- Task to complete
In the material below, list every line carrying the string "Stock".

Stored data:

▬▬▬▬▬▬▬▬▬▬

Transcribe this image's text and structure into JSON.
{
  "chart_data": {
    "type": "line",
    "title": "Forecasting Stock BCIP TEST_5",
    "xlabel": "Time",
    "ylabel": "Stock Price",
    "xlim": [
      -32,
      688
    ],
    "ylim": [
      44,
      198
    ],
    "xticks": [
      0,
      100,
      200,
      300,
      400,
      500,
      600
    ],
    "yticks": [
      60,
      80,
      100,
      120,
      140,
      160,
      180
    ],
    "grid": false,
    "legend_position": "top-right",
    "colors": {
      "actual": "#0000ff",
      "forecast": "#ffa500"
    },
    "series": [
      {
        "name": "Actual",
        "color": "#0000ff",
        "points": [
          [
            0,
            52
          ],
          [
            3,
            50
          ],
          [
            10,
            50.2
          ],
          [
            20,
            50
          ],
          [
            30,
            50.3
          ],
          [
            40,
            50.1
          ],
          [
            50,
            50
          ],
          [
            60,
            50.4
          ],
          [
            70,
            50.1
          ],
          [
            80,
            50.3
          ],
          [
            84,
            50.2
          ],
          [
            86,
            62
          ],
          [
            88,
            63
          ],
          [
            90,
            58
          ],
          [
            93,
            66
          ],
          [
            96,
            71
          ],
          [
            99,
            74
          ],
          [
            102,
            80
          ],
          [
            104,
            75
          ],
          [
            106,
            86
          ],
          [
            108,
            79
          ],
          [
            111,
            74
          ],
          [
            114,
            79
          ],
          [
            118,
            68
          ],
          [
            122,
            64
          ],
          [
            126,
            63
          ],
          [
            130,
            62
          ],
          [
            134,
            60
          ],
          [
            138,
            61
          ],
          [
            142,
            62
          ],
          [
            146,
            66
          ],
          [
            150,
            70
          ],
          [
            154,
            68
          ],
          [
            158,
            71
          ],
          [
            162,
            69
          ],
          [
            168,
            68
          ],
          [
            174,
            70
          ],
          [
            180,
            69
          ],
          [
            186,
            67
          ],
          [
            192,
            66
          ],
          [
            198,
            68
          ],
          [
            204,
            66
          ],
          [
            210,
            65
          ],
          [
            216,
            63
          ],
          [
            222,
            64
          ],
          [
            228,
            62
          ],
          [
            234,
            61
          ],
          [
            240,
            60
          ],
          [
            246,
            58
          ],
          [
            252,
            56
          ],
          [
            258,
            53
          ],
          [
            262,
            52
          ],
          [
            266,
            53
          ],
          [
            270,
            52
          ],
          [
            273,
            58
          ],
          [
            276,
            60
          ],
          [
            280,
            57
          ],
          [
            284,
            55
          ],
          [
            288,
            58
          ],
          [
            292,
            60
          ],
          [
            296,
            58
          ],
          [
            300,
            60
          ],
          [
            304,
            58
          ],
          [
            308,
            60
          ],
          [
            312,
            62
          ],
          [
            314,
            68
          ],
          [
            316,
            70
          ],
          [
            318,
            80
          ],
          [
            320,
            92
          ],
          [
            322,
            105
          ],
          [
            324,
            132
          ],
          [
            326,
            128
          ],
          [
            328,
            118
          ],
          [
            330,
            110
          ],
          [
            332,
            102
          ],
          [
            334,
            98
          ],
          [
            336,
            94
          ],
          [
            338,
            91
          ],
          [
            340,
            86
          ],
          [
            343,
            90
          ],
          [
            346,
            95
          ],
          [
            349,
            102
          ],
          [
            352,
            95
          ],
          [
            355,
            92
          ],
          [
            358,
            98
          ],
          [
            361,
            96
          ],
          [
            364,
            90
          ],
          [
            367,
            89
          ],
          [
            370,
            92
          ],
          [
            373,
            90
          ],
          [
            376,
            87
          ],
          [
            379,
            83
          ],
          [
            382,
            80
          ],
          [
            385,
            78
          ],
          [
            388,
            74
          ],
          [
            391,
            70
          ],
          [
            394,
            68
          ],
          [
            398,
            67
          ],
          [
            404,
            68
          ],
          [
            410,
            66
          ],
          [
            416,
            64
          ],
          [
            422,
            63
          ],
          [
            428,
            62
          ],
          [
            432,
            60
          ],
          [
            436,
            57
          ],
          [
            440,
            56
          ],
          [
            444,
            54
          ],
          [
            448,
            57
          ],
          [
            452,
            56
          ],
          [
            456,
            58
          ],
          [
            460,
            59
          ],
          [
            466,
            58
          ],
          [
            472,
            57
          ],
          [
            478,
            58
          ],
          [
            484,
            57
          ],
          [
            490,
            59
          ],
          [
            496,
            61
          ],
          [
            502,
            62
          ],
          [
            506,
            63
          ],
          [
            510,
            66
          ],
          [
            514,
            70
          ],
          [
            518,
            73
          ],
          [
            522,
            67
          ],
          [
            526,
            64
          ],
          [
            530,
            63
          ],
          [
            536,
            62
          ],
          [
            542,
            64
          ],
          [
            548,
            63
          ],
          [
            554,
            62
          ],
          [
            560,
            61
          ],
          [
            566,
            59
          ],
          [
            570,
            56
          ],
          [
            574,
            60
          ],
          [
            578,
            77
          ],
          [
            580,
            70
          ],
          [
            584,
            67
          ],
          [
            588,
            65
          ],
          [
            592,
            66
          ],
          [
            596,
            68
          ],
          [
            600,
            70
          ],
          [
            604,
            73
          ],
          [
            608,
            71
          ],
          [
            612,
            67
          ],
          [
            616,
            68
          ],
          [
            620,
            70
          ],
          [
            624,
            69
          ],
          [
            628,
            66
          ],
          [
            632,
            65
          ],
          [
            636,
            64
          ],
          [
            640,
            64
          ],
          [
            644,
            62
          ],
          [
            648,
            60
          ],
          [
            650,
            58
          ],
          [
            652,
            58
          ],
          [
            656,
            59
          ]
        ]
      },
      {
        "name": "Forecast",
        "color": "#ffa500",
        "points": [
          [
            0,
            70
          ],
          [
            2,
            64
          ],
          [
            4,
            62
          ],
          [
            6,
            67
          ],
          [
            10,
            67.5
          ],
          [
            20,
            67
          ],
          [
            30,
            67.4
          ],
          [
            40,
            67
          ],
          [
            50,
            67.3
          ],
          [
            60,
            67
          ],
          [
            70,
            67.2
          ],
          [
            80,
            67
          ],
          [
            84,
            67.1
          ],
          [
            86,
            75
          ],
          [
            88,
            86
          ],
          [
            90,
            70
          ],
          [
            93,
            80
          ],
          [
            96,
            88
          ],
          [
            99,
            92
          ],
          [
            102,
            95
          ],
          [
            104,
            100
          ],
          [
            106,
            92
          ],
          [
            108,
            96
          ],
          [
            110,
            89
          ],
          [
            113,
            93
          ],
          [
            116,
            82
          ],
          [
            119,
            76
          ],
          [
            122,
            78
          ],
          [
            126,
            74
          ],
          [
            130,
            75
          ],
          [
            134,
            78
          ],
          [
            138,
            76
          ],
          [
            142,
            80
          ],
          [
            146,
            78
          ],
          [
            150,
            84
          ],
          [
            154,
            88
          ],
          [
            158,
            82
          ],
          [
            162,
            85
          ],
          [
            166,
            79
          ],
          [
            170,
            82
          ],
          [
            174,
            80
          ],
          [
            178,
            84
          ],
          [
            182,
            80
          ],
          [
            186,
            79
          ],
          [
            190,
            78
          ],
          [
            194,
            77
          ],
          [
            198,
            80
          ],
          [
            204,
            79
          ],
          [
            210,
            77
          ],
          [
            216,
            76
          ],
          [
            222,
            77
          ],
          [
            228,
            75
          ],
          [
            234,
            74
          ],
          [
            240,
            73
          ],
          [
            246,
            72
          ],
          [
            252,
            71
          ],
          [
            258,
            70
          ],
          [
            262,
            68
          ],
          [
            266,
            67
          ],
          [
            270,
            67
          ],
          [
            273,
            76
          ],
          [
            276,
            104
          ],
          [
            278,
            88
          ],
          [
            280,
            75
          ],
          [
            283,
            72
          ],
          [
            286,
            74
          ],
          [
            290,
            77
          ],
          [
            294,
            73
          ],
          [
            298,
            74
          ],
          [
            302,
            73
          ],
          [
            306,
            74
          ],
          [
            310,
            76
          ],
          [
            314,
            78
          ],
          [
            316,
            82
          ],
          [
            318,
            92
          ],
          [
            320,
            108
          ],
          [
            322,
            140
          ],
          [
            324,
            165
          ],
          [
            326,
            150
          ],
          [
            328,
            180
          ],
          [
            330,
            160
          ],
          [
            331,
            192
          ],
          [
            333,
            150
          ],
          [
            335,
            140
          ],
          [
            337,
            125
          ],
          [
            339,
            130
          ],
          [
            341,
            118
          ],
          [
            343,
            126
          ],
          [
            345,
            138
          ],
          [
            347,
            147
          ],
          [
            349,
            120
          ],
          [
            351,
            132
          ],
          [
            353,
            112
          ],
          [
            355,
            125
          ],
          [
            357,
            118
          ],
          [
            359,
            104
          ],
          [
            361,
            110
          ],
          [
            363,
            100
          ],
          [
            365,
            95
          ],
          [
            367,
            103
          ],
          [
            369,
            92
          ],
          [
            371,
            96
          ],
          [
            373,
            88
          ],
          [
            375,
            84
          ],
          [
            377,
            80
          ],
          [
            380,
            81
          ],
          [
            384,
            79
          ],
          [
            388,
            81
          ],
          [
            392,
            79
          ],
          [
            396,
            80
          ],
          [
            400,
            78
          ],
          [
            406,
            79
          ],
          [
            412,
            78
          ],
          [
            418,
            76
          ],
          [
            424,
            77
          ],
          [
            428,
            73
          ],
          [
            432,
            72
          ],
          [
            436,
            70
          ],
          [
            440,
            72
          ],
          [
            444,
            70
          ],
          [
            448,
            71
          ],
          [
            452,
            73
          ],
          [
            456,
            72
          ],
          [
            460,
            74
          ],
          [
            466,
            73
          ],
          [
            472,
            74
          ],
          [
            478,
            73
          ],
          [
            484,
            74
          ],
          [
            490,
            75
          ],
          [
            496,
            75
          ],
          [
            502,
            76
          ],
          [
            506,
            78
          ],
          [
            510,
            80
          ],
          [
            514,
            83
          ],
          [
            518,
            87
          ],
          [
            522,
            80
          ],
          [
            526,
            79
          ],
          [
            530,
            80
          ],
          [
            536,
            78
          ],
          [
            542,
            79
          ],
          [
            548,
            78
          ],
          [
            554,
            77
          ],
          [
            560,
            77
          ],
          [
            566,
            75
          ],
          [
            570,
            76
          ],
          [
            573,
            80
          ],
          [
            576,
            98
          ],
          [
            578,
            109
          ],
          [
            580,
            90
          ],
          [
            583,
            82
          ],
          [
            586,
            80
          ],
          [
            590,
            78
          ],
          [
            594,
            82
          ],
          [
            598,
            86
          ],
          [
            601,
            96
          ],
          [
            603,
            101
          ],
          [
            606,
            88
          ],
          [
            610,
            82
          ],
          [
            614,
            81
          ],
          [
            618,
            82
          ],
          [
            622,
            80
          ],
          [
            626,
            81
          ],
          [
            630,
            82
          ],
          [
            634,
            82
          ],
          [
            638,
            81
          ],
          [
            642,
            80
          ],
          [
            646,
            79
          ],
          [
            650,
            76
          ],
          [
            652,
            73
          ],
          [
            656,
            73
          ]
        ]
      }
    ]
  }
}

▬▬▬▬▬▬▬▬▬▬

- Task result
    "title": "Forecasting Stock BCIP TEST_5",
    "ylabel": "Stock Price",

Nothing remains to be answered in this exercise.